▶ _WHAT YOU SHOULD DO_:
Filter these entries, keeping only lines that hold the word "SNCIG".

▶ _DATASET ENTRIES_:

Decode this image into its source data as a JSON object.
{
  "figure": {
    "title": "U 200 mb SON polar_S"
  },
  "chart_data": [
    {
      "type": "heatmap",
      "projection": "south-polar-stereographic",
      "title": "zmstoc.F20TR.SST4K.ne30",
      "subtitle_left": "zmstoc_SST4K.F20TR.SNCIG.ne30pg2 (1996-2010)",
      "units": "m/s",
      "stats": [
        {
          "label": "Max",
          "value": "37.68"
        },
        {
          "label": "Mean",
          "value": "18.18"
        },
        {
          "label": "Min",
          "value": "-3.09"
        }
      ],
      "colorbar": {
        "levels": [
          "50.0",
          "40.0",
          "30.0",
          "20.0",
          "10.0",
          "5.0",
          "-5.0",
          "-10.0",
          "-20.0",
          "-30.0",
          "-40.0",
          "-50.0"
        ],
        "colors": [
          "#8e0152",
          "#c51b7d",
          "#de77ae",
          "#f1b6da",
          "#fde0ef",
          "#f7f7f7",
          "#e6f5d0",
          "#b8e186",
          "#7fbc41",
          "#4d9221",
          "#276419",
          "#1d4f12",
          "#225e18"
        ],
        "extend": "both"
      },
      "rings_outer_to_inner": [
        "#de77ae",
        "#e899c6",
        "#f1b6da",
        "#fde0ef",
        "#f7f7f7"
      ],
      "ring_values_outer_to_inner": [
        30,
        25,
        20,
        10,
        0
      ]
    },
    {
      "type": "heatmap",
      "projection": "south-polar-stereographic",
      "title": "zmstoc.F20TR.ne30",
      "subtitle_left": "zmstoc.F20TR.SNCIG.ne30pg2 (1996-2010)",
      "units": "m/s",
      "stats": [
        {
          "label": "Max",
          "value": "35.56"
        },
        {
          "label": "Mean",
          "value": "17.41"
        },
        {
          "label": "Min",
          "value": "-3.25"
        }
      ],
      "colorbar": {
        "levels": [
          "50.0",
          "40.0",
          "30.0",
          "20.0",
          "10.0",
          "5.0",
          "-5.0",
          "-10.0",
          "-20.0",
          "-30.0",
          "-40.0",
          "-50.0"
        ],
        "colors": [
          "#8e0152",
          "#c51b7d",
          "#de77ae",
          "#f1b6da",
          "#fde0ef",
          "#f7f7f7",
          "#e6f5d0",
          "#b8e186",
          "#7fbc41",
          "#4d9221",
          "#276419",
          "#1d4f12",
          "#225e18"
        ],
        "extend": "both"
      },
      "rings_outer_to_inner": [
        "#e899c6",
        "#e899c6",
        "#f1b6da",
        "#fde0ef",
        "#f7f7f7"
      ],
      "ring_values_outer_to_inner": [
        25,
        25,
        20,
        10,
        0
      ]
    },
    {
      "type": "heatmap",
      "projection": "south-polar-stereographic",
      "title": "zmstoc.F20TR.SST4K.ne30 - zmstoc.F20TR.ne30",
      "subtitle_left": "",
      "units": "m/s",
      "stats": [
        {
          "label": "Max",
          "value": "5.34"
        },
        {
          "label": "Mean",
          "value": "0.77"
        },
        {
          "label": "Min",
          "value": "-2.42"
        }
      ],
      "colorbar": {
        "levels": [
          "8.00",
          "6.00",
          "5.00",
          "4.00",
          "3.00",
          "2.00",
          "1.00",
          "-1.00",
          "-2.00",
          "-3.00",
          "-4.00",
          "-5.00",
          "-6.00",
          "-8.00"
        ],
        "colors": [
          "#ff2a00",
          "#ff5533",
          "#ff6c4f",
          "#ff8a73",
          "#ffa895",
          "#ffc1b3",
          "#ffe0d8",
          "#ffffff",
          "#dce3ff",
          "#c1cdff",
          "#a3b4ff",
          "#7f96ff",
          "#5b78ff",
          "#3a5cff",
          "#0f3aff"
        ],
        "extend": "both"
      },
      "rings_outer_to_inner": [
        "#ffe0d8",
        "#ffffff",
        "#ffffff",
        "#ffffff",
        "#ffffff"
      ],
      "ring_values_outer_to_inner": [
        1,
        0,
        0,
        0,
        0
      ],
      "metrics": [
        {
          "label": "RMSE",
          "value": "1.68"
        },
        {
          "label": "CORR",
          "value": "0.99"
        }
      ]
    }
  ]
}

▶ _REPLY_:
      "subtitle_left": "zmstoc_SST4K.F20TR.SNCIG.ne30pg2 (1996-2010)",
      "subtitle_left": "zmstoc.F20TR.SNCIG.ne30pg2 (1996-2010)",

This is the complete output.